> [Collected data entries]:
══════

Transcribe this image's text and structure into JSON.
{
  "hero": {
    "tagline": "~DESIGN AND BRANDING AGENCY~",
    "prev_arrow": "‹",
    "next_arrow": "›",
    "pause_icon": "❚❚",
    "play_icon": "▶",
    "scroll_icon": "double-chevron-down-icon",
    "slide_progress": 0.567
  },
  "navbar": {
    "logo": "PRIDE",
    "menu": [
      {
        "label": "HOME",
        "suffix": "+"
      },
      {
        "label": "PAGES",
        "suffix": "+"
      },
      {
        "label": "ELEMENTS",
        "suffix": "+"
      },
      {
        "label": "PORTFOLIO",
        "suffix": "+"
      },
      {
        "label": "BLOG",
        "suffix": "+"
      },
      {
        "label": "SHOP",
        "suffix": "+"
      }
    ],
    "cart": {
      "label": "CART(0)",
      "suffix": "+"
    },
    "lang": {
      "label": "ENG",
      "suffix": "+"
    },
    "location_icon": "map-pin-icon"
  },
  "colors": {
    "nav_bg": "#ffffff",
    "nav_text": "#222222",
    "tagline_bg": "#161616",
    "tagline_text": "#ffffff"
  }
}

══════

> [What to do]:
Your task is to quote all of the data word for word.

> [Written response]:
Transcribe this image's text and structure into JSON.
{
  "hero": {
    "tagline": "~DESIGN AND BRANDING AGENCY~",
    "prev_arrow": "‹",
    "next_arrow": "›",
    "pause_icon": "❚❚",
    "play_icon": "▶",
    "scroll_icon": "double-chevron-down-icon",
    "slide_progress": 0.567
  },
  "navbar": {
    "logo": "PRIDE",
    "menu": [
      {
        "label": "HOME",
        "suffix": "+"
      },
      {
        "label": "PAGES",
        "suffix": "+"
      },
      {
        "label": "ELEMENTS",
        "suffix": "+"
      },
      {
        "label": "PORTFOLIO",
        "suffix": "+"
      },
      {
        "label": "BLOG",
        "suffix": "+"
      },
      {
        "label": "SHOP",
        "suffix": "+"
      }
    ],
    "cart": {
      "label": "CART(0)",
      "suffix": "+"
    },
    "lang": {
      "label": "ENG",
      "suffix": "+"
    },
    "location_icon": "map-pin-icon"
  },
  "colors": {
    "nav_bg": "#ffffff",
    "nav_text": "#222222",
    "tagline_bg": "#161616",
    "tagline_text": "#ffffff"
  }
}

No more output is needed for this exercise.